• _Short task_
Write down every entry below once more, exactly.

• _Material supplied_
◇ ◇ ◇ ◇

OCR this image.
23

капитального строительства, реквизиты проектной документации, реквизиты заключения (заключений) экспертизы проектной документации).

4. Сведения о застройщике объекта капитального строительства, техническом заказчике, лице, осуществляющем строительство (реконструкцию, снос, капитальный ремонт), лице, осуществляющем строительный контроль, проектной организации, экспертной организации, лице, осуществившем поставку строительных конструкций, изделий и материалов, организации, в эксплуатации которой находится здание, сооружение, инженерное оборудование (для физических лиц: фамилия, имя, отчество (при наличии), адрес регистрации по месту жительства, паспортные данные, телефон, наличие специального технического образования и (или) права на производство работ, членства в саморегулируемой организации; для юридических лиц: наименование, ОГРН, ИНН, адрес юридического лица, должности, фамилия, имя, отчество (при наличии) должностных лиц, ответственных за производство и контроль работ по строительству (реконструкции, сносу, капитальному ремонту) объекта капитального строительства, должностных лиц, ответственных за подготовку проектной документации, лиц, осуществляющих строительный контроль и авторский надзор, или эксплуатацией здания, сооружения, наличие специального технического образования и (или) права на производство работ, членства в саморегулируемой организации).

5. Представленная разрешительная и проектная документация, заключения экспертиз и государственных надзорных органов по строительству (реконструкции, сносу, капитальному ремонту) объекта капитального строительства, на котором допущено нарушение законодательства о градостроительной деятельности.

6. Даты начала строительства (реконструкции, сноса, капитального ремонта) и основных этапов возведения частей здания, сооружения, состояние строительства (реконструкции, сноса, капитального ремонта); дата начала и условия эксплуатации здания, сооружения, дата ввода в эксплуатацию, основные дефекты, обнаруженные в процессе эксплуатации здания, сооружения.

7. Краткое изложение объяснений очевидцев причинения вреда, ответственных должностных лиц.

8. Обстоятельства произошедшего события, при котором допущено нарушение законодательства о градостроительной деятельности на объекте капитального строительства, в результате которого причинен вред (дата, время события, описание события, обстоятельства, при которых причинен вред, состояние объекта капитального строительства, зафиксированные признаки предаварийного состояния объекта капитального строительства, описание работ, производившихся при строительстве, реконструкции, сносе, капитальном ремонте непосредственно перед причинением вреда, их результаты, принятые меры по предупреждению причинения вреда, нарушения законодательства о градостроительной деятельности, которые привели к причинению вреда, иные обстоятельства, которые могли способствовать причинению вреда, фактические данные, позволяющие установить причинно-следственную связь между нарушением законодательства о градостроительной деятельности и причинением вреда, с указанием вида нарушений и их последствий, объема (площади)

◇ ◇ ◇ ◇

• _Solution_
OCR this image.
23

капитального строительства, реквизиты проектной документации, реквизиты заключения (заключений) экспертизы проектной документации).

4. Сведения о застройщике объекта капитального строительства, техническом заказчике, лице, осуществляющем строительство (реконструкцию, снос, капитальный ремонт), лице, осуществляющем строительный контроль, проектной организации, экспертной организации, лице, осуществившем поставку строительных конструкций, изделий и материалов, организации, в эксплуатации которой находится здание, сооружение, инженерное оборудование (для физических лиц: фамилия, имя, отчество (при наличии), адрес регистрации по месту жительства, паспортные данные, телефон, наличие специального технического образования и (или) права на производство работ, членства в саморегулируемой организации; для юридических лиц: наименование, ОГРН, ИНН, адрес юридического лица, должности, фамилия, имя, отчество (при наличии) должностных лиц, ответственных за производство и контроль работ по строительству (реконструкции, сносу, капитальному ремонту) объекта капитального строительства, должностных лиц, ответственных за подготовку проектной документации, лиц, осуществляющих строительный контроль и авторский надзор, или эксплуатацией здания, сооружения, наличие специального технического образования и (или) права на производство работ, членства в саморегулируемой организации).

5. Представленная разрешительная и проектная документация, заключения экспертиз и государственных надзорных органов по строительству (реконструкции, сносу, капитальному ремонту) объекта капитального строительства, на котором допущено нарушение законодательства о градостроительной деятельности.

6. Даты начала строительства (реконструкции, сноса, капитального ремонта) и основных этапов возведения частей здания, сооружения, состояние строительства (реконструкции, сноса, капитального ремонта); дата начала и условия эксплуатации здания, сооружения, дата ввода в эксплуатацию, основные дефекты, обнаруженные в процессе эксплуатации здания, сооружения.

7. Краткое изложение объяснений очевидцев причинения вреда, ответственных должностных лиц.

8. Обстоятельства произошедшего события, при котором допущено нарушение законодательства о градостроительной деятельности на объекте капитального строительства, в результате которого причинен вред (дата, время события, описание события, обстоятельства, при которых причинен вред, состояние объекта капитального строительства, зафиксированные признаки предаварийного состояния объекта капитального строительства, описание работ, производившихся при строительстве, реконструкции, сносе, капитальном ремонте непосредственно перед причинением вреда, их результаты, принятые меры по предупреждению причинения вреда, нарушения законодательства о градостроительной деятельности, которые привели к причинению вреда, иные обстоятельства, которые могли способствовать причинению вреда, фактические данные, позволяющие установить причинно-следственную связь между нарушением законодательства о градостроительной деятельности и причинением вреда, с указанием вида нарушений и их последствий, объема (площади)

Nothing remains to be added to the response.